- Exercise brief:
Wherever the word "Контроллеры" appears in a line, extract that line.

- Data shown:
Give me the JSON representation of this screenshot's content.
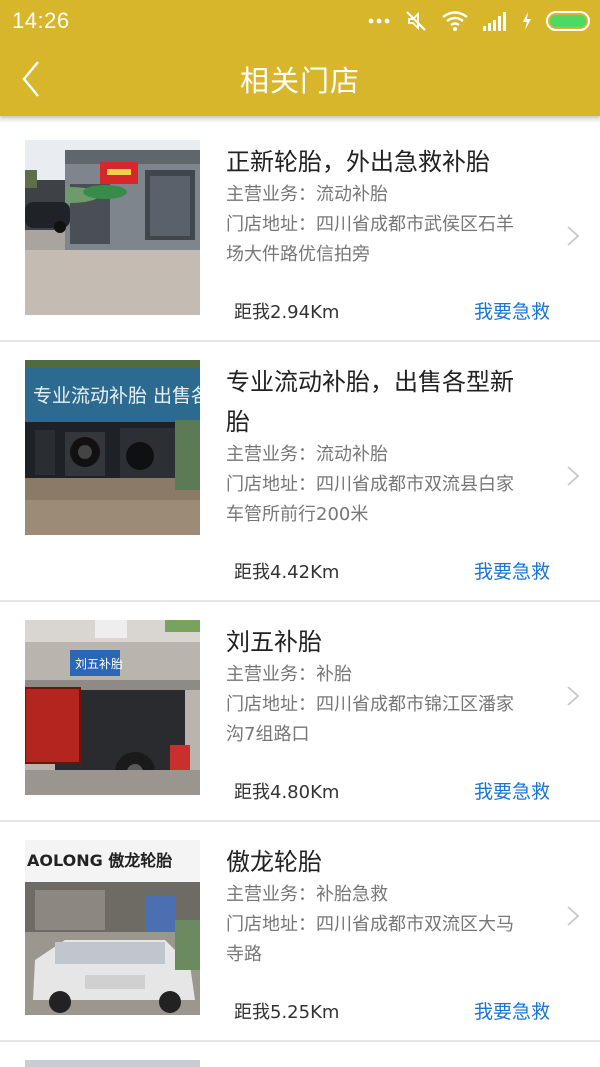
{
  "status_bar": {
    "time": "14:26",
    "icons": [
      "more-dots-icon",
      "mute-icon",
      "wifi-icon",
      "signal-icon",
      "charging-icon",
      "battery-icon"
    ]
  },
  "app_bar": {
    "title": "相关门店",
    "back_icon": "chevron-left-icon"
  },
  "colors": {
    "accent": "#d8b62b",
    "link": "#1976d2",
    "title_text": "#222222",
    "secondary_text": "#777777",
    "background": "#f2f2f2"
  },
  "stores": [
    {
      "name": "正新轮胎，外出急救补胎",
      "business": "主营业务：流动补胎",
      "address_line1": "门店地址：四川省成都市武侯区石羊",
      "address_line2": "场大件路优信拍旁",
      "distance": "距我2.94Km",
      "action": "我要急救"
    },
    {
      "name_line1": "专业流动补胎，出售各型新",
      "name_line2": "胎",
      "sign_text": "专业流动补胎 出售各型新胎",
      "business": "主营业务：流动补胎",
      "address_line1": "门店地址：四川省成都市双流县白家",
      "address_line2": "车管所前行200米",
      "distance": "距我4.42Km",
      "action": "我要急救"
    },
    {
      "name": "刘五补胎",
      "sign_text": "刘五补胎",
      "business": "主营业务：补胎",
      "address_line1": "门店地址：四川省成都市锦江区潘家",
      "address_line2": "沟7组路口",
      "distance": "距我4.80Km",
      "action": "我要急救"
    },
    {
      "name": "傲龙轮胎",
      "sign_text": "AOLONG 傲龙轮胎",
      "business": "主营业务：补胎急救",
      "address_line1": "门店地址：四川省成都市双流区大马",
      "address_line2": "寺路",
      "distance": "距我5.25Km",
      "action": "我要急救"
    }
  ]
}
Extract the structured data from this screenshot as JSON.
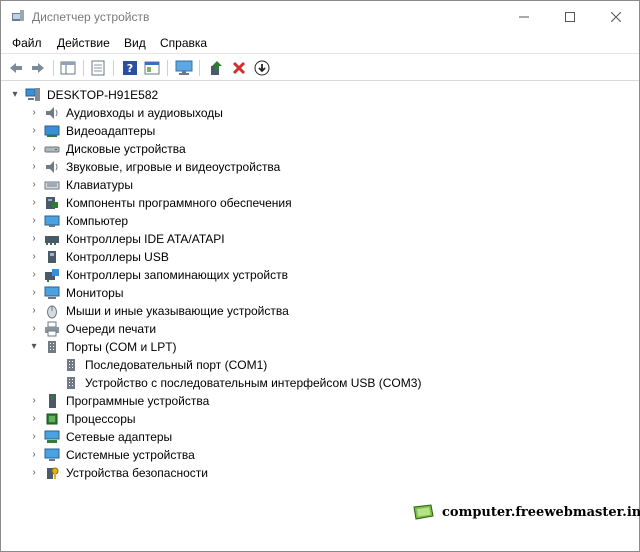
{
  "window": {
    "title": "Диспетчер устройств",
    "controls": {
      "minimize": "—",
      "maximize": "☐",
      "close": "✕"
    }
  },
  "menu": [
    "Файл",
    "Действие",
    "Вид",
    "Справка"
  ],
  "toolbar": {
    "buttons": [
      "back-icon",
      "forward-icon",
      "properties-icon",
      "view-icon",
      "help-icon",
      "properties-list-icon",
      "monitor-icon",
      "update-driver-icon",
      "remove-icon",
      "download-icon"
    ],
    "colors": {
      "remove": "#d32f2f",
      "update": "#2e7d32"
    }
  },
  "tree": {
    "root": "DESKTOP-H91E582",
    "categories": [
      {
        "label": "Аудиовходы и аудиовыходы",
        "icon": "speaker-icon",
        "expanded": false
      },
      {
        "label": "Видеоадаптеры",
        "icon": "display-adapter-icon",
        "expanded": false
      },
      {
        "label": "Дисковые устройства",
        "icon": "disk-icon",
        "expanded": false
      },
      {
        "label": "Звуковые, игровые и видеоустройства",
        "icon": "speaker-icon",
        "expanded": false
      },
      {
        "label": "Клавиатуры",
        "icon": "keyboard-icon",
        "expanded": false
      },
      {
        "label": "Компоненты программного обеспечения",
        "icon": "software-component-icon",
        "expanded": false
      },
      {
        "label": "Компьютер",
        "icon": "computer-icon",
        "expanded": false
      },
      {
        "label": "Контроллеры IDE ATA/ATAPI",
        "icon": "ide-controller-icon",
        "expanded": false
      },
      {
        "label": "Контроллеры USB",
        "icon": "usb-icon",
        "expanded": false
      },
      {
        "label": "Контроллеры запоминающих устройств",
        "icon": "storage-controller-icon",
        "expanded": false
      },
      {
        "label": "Мониторы",
        "icon": "monitor-icon",
        "expanded": false
      },
      {
        "label": "Мыши и иные указывающие устройства",
        "icon": "mouse-icon",
        "expanded": false
      },
      {
        "label": "Очереди печати",
        "icon": "printer-icon",
        "expanded": false
      },
      {
        "label": "Порты (COM и LPT)",
        "icon": "port-icon",
        "expanded": true,
        "children": [
          {
            "label": "Последовательный порт (COM1)",
            "icon": "port-icon"
          },
          {
            "label": "Устройство с последовательным интерфейсом USB (COM3)",
            "icon": "port-icon"
          }
        ]
      },
      {
        "label": "Программные устройства",
        "icon": "software-device-icon",
        "expanded": false
      },
      {
        "label": "Процессоры",
        "icon": "processor-icon",
        "expanded": false
      },
      {
        "label": "Сетевые адаптеры",
        "icon": "network-adapter-icon",
        "expanded": false
      },
      {
        "label": "Системные устройства",
        "icon": "system-device-icon",
        "expanded": false
      },
      {
        "label": "Устройства безопасности",
        "icon": "security-device-icon",
        "expanded": false
      }
    ]
  },
  "watermark": {
    "text": "computer.freewebmaster.info"
  }
}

- Correct response:
        "label": "Контроллеры IDE ATA/ATAPI",
        "label": "Контроллеры USB",
        "label": "Контроллеры запоминающих устройств",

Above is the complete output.